**EXERCISE DESCRIPTION**
Check each line of the data for "нанесения" and select those that have it.

**DATA PROVIDED**
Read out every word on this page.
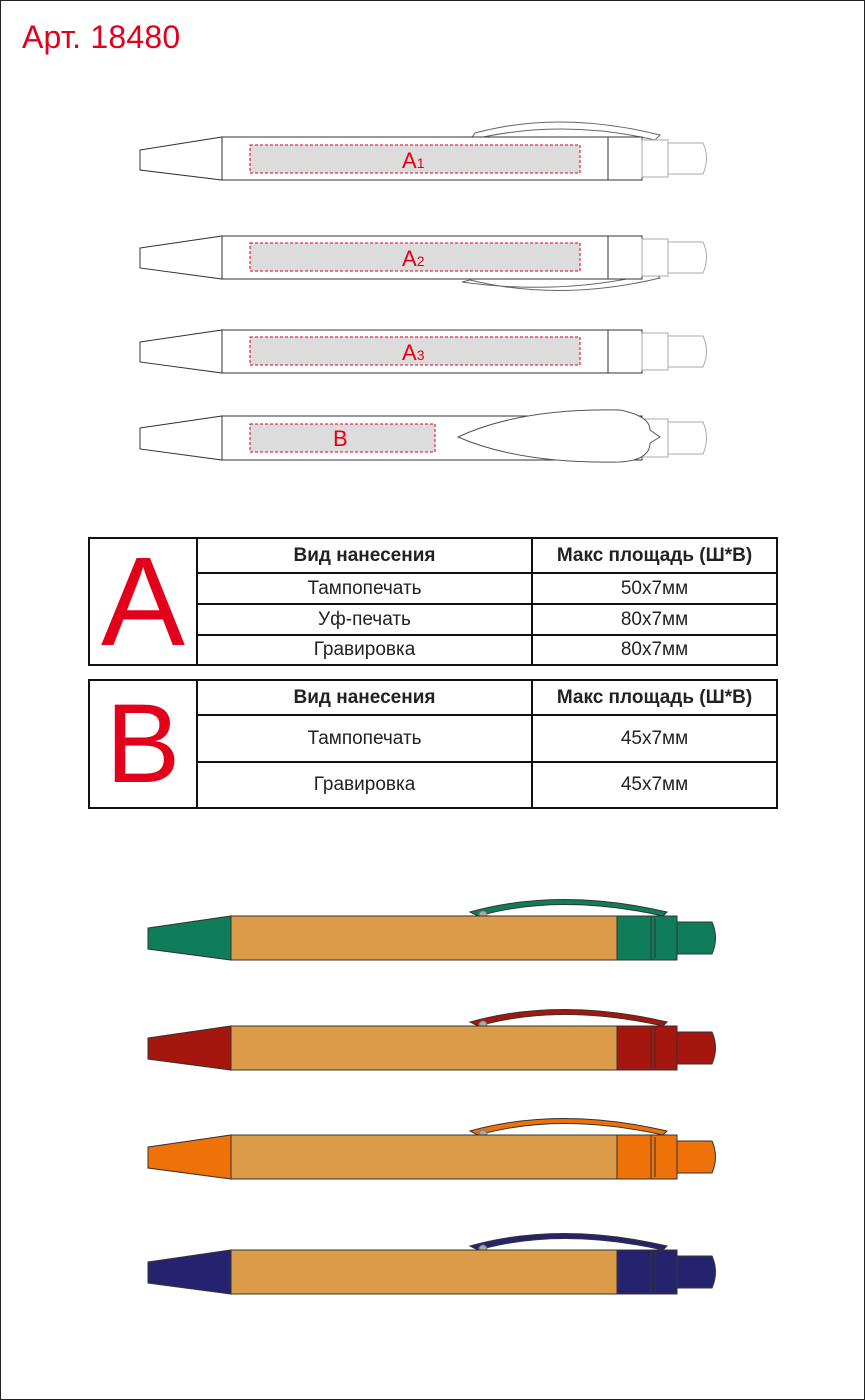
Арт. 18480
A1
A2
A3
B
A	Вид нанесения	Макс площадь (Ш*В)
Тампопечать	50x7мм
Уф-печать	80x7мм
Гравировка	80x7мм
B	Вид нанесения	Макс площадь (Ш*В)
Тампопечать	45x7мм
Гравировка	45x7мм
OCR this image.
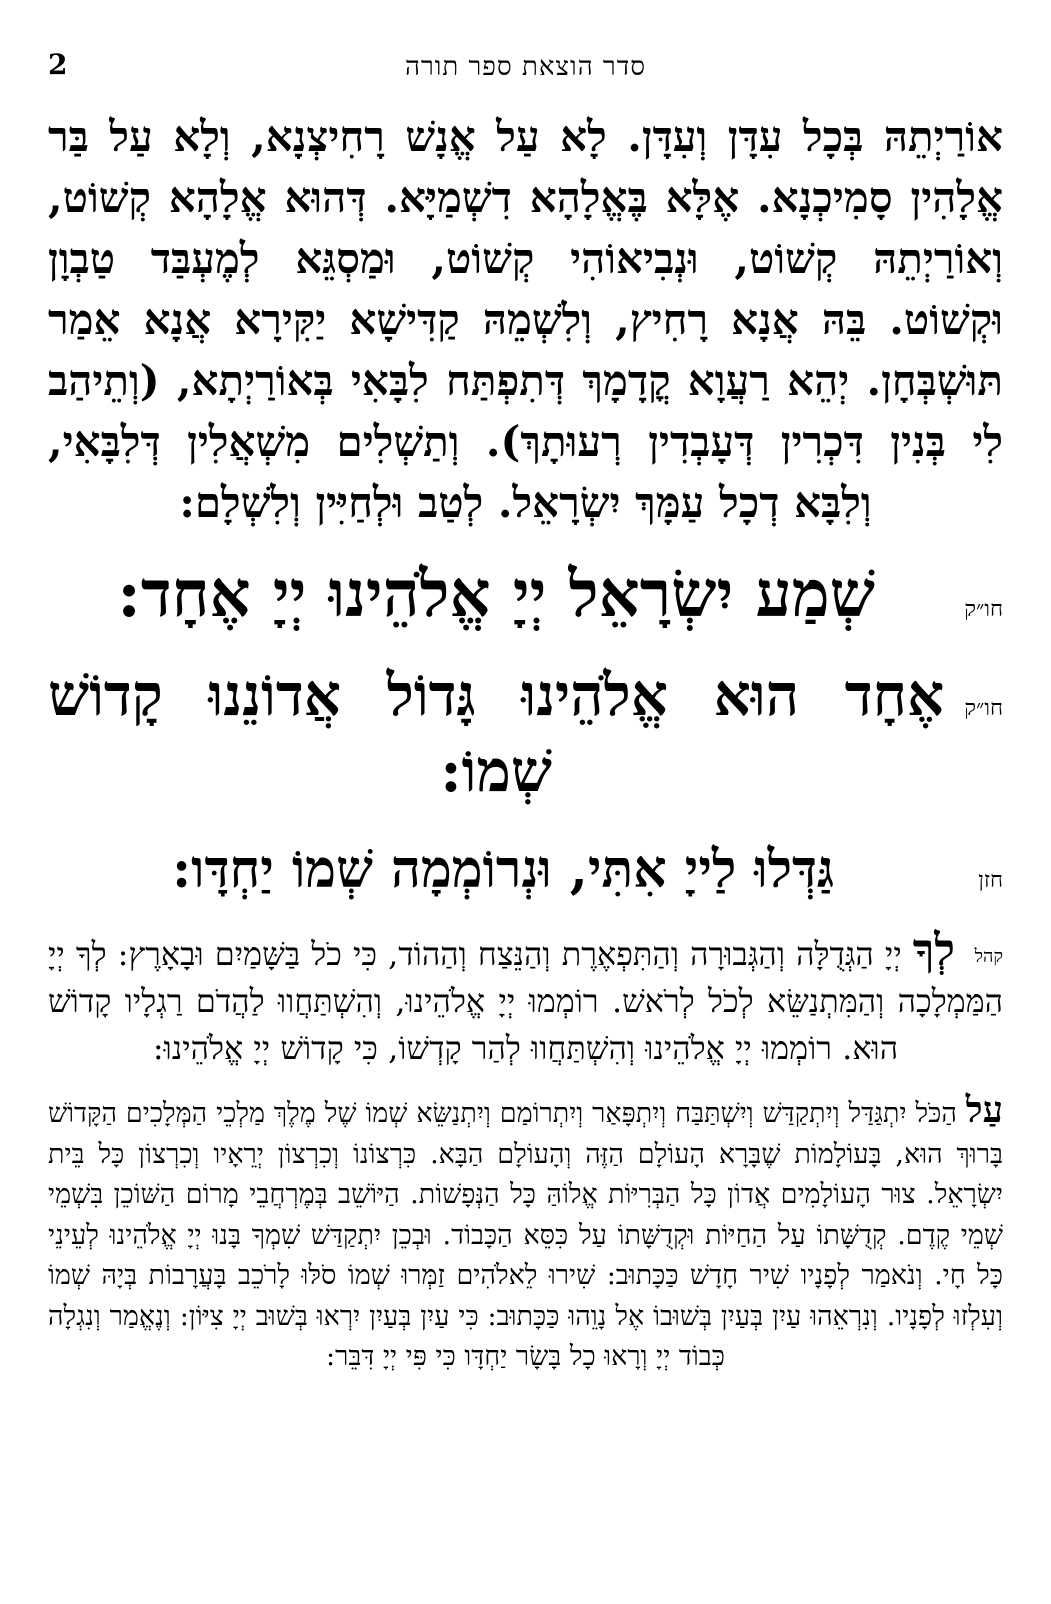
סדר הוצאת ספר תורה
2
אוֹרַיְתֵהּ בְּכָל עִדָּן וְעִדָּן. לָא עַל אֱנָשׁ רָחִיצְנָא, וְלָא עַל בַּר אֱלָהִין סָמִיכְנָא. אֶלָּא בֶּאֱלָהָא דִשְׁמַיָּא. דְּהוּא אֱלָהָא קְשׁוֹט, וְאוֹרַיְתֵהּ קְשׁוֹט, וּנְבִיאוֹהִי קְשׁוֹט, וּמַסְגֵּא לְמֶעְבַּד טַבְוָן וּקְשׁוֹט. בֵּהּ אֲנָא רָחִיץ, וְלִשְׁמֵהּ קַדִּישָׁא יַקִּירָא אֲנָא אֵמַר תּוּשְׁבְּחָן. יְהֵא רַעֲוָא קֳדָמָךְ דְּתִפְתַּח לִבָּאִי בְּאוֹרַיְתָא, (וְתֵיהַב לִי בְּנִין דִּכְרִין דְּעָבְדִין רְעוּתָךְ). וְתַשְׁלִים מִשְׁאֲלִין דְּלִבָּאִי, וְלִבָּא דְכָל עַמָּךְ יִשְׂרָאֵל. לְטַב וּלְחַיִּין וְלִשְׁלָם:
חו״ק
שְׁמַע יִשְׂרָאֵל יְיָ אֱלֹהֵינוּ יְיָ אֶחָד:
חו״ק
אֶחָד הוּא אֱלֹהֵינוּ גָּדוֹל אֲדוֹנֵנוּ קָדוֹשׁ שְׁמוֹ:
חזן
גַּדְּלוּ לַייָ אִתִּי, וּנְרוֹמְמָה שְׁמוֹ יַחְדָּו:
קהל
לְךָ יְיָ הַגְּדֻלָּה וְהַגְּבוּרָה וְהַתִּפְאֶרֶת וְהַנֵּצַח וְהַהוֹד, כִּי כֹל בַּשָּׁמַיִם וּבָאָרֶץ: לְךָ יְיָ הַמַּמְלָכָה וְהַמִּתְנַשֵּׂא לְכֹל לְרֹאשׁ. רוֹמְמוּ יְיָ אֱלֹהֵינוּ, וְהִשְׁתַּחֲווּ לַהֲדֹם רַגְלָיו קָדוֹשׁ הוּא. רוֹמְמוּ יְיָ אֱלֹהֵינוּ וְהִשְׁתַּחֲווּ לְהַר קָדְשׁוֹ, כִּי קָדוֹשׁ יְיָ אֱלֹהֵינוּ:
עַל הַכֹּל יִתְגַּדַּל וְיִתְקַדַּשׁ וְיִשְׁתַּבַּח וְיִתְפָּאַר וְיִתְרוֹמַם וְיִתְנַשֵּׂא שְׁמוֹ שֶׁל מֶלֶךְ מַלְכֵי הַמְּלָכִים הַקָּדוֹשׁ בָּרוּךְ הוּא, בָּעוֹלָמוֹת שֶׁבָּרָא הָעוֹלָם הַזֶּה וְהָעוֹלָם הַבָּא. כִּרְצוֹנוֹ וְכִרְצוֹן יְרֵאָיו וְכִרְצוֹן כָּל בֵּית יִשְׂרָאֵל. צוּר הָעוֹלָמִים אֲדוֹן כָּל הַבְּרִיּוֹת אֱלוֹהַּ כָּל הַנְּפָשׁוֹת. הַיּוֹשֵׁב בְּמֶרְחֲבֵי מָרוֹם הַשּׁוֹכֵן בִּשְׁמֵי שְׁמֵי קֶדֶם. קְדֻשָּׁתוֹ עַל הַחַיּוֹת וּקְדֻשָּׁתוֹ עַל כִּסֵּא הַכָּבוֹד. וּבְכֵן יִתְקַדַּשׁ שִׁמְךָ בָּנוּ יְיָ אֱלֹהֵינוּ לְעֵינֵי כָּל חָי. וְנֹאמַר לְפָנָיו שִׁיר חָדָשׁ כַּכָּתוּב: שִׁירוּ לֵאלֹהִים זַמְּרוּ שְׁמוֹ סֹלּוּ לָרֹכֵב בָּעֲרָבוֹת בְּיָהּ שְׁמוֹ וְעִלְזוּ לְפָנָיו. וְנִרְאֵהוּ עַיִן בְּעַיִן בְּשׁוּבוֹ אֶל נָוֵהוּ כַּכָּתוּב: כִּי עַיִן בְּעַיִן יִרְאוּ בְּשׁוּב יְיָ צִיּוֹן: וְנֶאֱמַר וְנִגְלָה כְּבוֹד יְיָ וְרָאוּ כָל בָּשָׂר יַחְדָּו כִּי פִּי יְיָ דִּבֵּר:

* * *

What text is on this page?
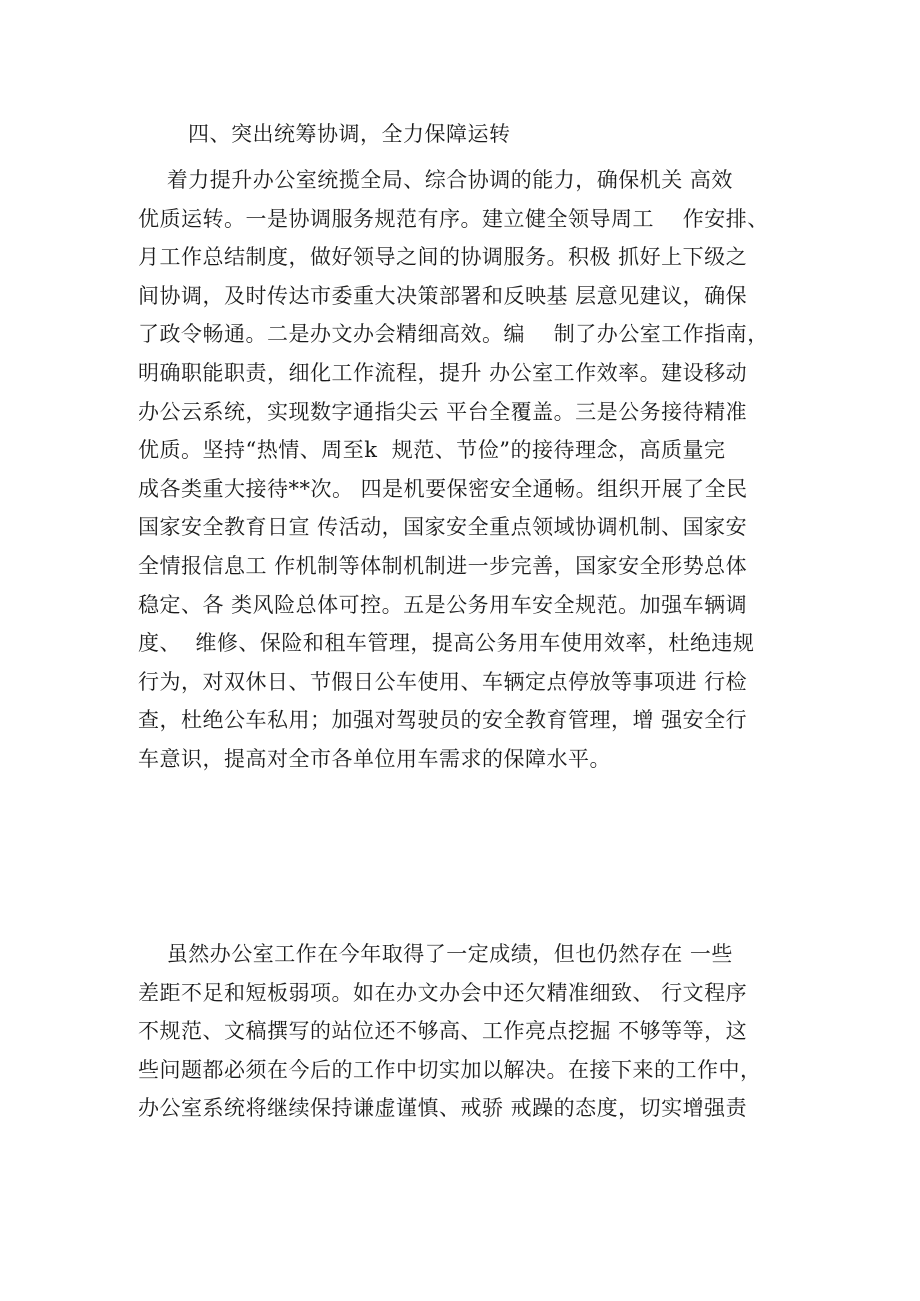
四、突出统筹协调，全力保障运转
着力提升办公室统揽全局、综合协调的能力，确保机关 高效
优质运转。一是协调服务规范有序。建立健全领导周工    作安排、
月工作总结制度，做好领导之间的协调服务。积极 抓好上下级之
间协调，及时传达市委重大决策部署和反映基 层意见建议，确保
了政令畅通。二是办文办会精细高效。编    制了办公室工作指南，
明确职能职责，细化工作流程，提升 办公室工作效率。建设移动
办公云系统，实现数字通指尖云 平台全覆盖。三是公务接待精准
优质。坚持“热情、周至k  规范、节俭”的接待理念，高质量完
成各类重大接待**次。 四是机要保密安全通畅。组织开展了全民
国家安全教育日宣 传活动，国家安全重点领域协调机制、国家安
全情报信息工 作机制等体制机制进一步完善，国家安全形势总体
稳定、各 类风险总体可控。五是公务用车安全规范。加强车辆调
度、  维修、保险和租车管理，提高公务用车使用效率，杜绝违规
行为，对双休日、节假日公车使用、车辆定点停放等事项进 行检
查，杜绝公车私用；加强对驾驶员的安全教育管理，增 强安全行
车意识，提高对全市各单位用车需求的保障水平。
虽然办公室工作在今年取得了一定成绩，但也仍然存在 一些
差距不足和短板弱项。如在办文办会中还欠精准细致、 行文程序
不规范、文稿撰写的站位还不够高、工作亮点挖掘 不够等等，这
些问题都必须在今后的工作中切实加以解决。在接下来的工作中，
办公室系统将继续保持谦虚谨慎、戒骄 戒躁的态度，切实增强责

==

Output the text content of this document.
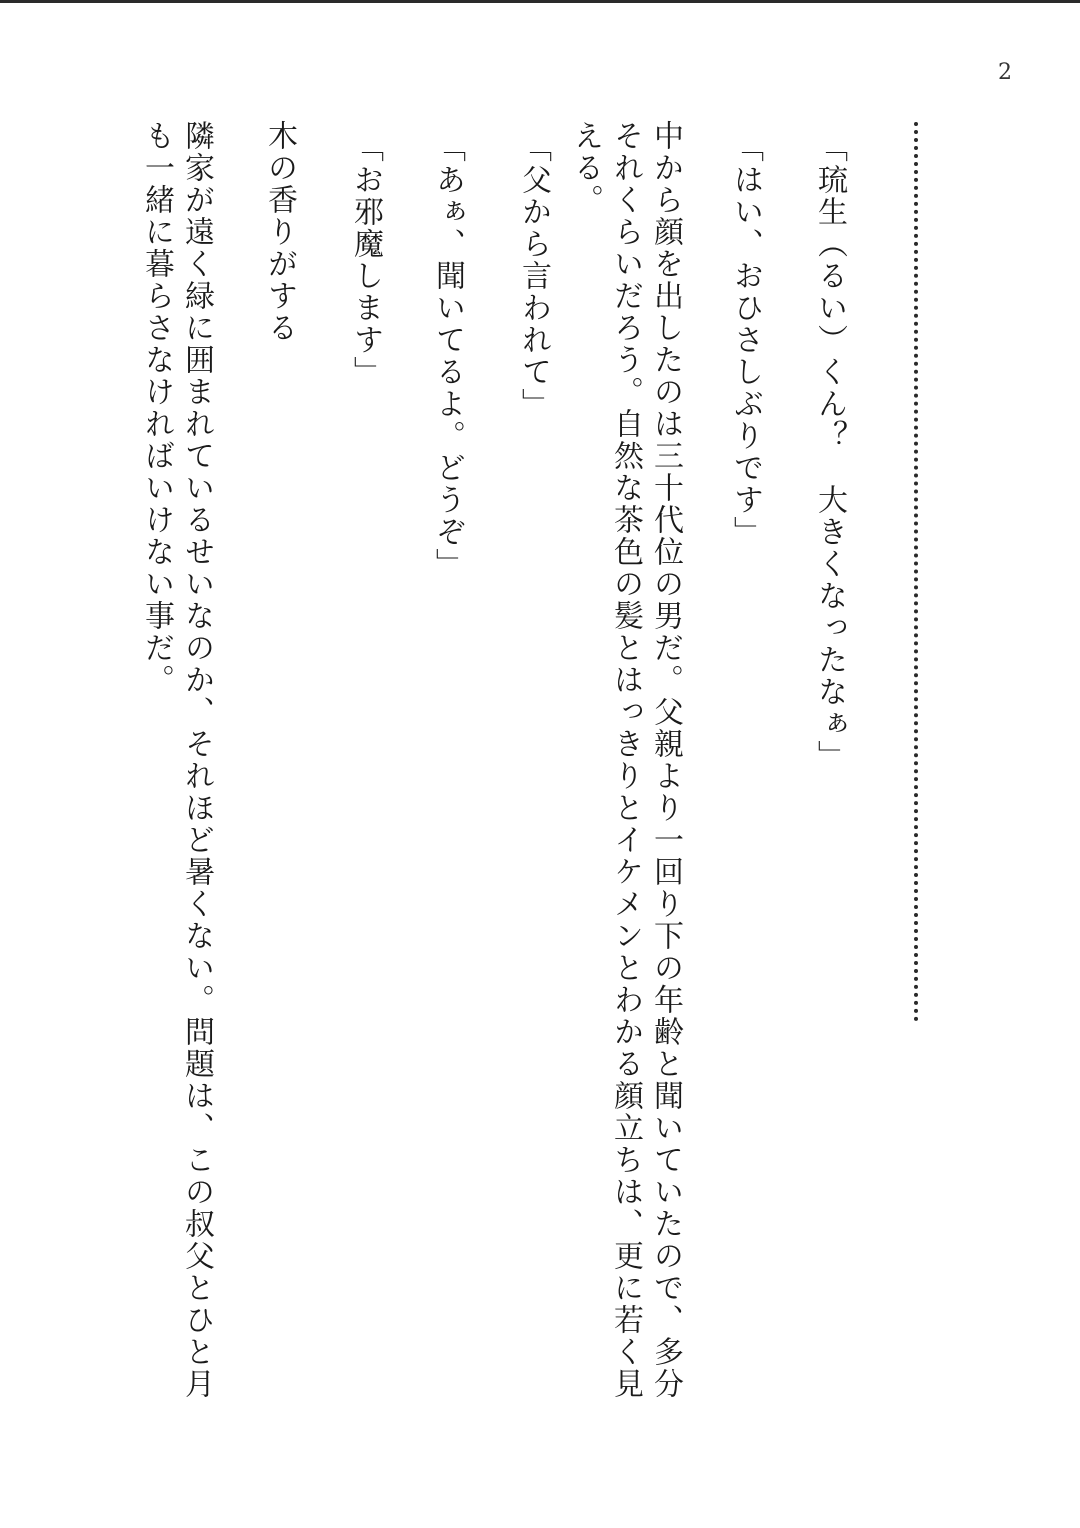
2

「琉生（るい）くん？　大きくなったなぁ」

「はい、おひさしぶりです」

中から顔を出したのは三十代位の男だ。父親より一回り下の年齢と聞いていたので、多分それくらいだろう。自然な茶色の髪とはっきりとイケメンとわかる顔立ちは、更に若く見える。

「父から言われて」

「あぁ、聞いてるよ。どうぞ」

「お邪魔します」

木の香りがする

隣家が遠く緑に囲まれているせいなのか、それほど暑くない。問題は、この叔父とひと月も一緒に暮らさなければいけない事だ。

**EXERCISE SOLUTION**
A	Вид нанесения	Макс площадь (Ш*В)
B	Вид нанесения	Макс площадь (Ш*В)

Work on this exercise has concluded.